### Material to process ###
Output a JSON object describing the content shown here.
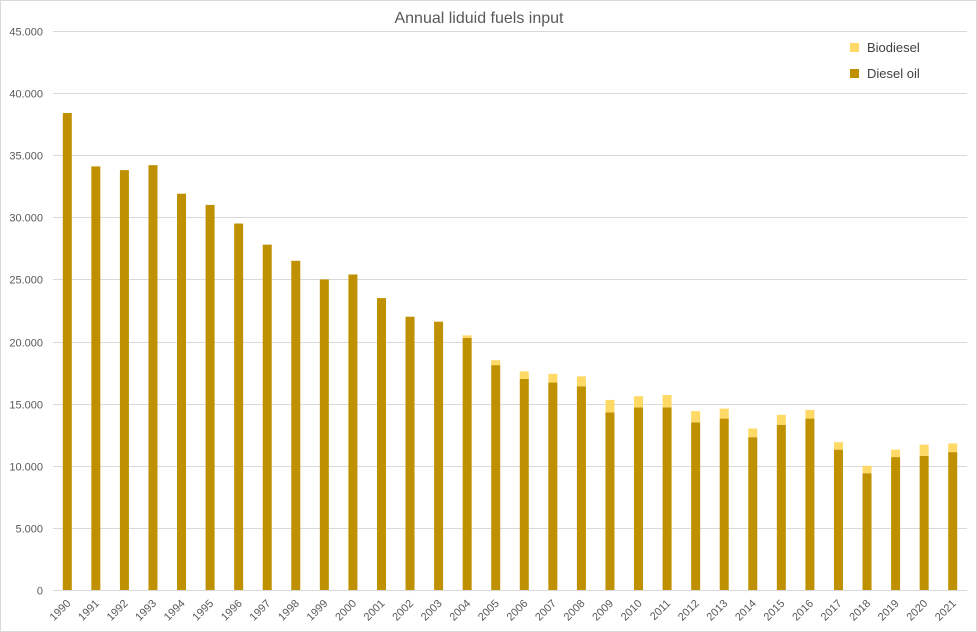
{
  "chart_data": {
    "type": "bar",
    "stacked": true,
    "title": "Annual liduid fuels input",
    "xlabel": "",
    "ylabel": "",
    "ylim": [
      0,
      45000
    ],
    "y_ticks": [
      0,
      5000,
      10000,
      15000,
      20000,
      25000,
      30000,
      35000,
      40000,
      45000
    ],
    "y_tick_labels": [
      "0",
      "5.000",
      "10.000",
      "15.000",
      "20.000",
      "25.000",
      "30.000",
      "35.000",
      "40.000",
      "45.000"
    ],
    "grid": true,
    "legend_position": "top-right",
    "categories": [
      "1990",
      "1991",
      "1992",
      "1993",
      "1994",
      "1995",
      "1996",
      "1997",
      "1998",
      "1999",
      "2000",
      "2001",
      "2002",
      "2003",
      "2004",
      "2005",
      "2006",
      "2007",
      "2008",
      "2009",
      "2010",
      "2011",
      "2012",
      "2013",
      "2014",
      "2015",
      "2016",
      "2017",
      "2018",
      "2019",
      "2020",
      "2021"
    ],
    "series": [
      {
        "name": "Diesel oil",
        "color": "#bf9000",
        "values": [
          38400,
          34100,
          33800,
          34200,
          31900,
          31000,
          29500,
          27800,
          26500,
          25000,
          25400,
          23500,
          22000,
          21600,
          20300,
          18100,
          17000,
          16700,
          16400,
          14300,
          14700,
          14700,
          13500,
          13800,
          12300,
          13300,
          13800,
          11300,
          9400,
          10700,
          10800,
          11100
        ]
      },
      {
        "name": "Biodiesel",
        "color": "#ffd966",
        "values": [
          0,
          0,
          0,
          0,
          0,
          0,
          0,
          0,
          0,
          0,
          0,
          0,
          0,
          0,
          200,
          400,
          600,
          700,
          800,
          1000,
          900,
          1000,
          900,
          800,
          700,
          800,
          700,
          600,
          600,
          600,
          900,
          700
        ]
      }
    ],
    "legend_order": [
      "Biodiesel",
      "Diesel oil"
    ]
  }
}
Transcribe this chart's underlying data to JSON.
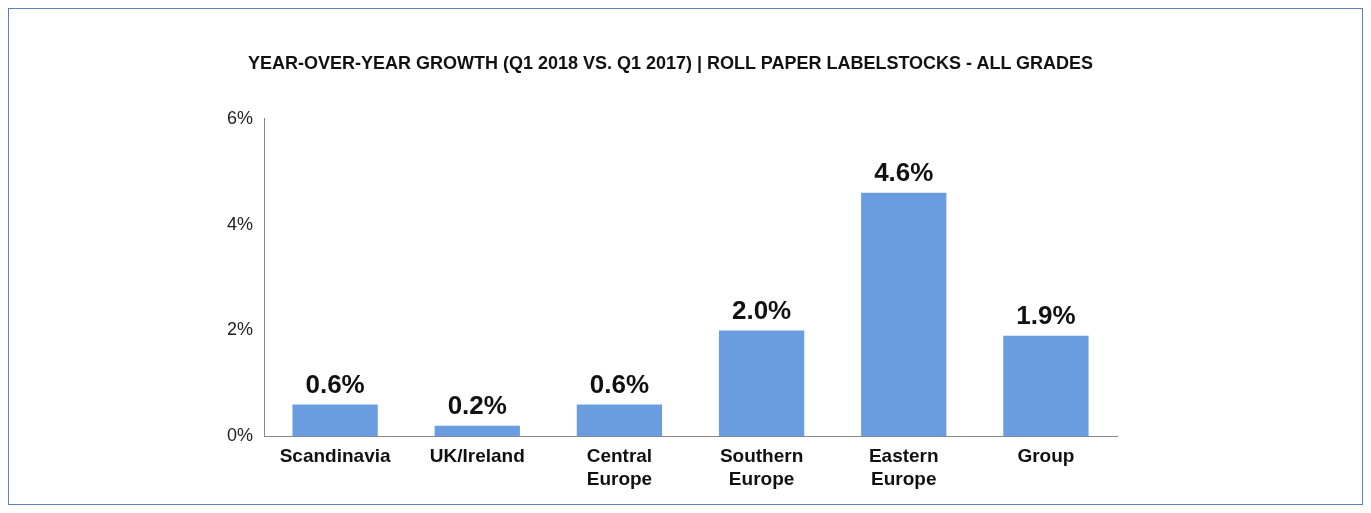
###
To be done: Return the full material word for word. Do not include the pictures.

Output of the task:
Output a JSON object describing the content shown here.
{
  "chart_data": {
    "type": "bar",
    "stacked": true,
    "title": "Annual liduid fuels input",
    "xlabel": "",
    "ylabel": "",
    "ylim": [
      0,
      45000
    ],
    "y_ticks": [
      0,
      5000,
      10000,
      15000,
      20000,
      25000,
      30000,
      35000,
      40000,
      45000
    ],
    "y_tick_labels": [
      "0",
      "5.000",
      "10.000",
      "15.000",
      "20.000",
      "25.000",
      "30.000",
      "35.000",
      "40.000",
      "45.000"
    ],
    "grid": true,
    "legend_position": "top-right",
    "categories": [
      "1990",
      "1991",
      "1992",
      "1993",
      "1994",
      "1995",
      "1996",
      "1997",
      "1998",
      "1999",
      "2000",
      "2001",
      "2002",
      "2003",
      "2004",
      "2005",
      "2006",
      "2007",
      "2008",
      "2009",
      "2010",
      "2011",
      "2012",
      "2013",
      "2014",
      "2015",
      "2016",
      "2017",
      "2018",
      "2019",
      "2020",
      "2021"
    ],
    "series": [
      {
        "name": "Diesel oil",
        "color": "#bf9000",
        "values": [
          38400,
          34100,
          33800,
          34200,
          31900,
          31000,
          29500,
          27800,
          26500,
          25000,
          25400,
          23500,
          22000,
          21600,
          20300,
          18100,
          17000,
          16700,
          16400,
          14300,
          14700,
          14700,
          13500,
          13800,
          12300,
          13300,
          13800,
          11300,
          9400,
          10700,
          10800,
          11100
        ]
      },
      {
        "name": "Biodiesel",
        "color": "#ffd966",
        "values": [
          0,
          0,
          0,
          0,
          0,
          0,
          0,
          0,
          0,
          0,
          0,
          0,
          0,
          0,
          200,
          400,
          600,
          700,
          800,
          1000,
          900,
          1000,
          900,
          800,
          700,
          800,
          700,
          600,
          600,
          600,
          900,
          700
        ]
      }
    ],
    "legend_order": [
      "Biodiesel",
      "Diesel oil"
    ]
  }
}
Transcribe this chart's underlying data to JSON.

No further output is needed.